# Short exercise:
Reproduce the records with "location" replaced by "position" and nothing else altered.

(Element and region data)
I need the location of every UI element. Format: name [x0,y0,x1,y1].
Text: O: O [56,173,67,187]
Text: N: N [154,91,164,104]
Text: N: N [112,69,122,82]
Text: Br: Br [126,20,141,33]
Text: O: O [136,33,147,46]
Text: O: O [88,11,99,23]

# Written solution:
I need the position of every UI element. Format: name [x0,y0,x1,y1].
Text: O: O [56,173,67,187]
Text: N: N [154,91,164,104]
Text: N: N [112,69,122,82]
Text: Br: Br [126,20,141,33]
Text: O: O [136,33,147,46]
Text: O: O [88,11,99,23]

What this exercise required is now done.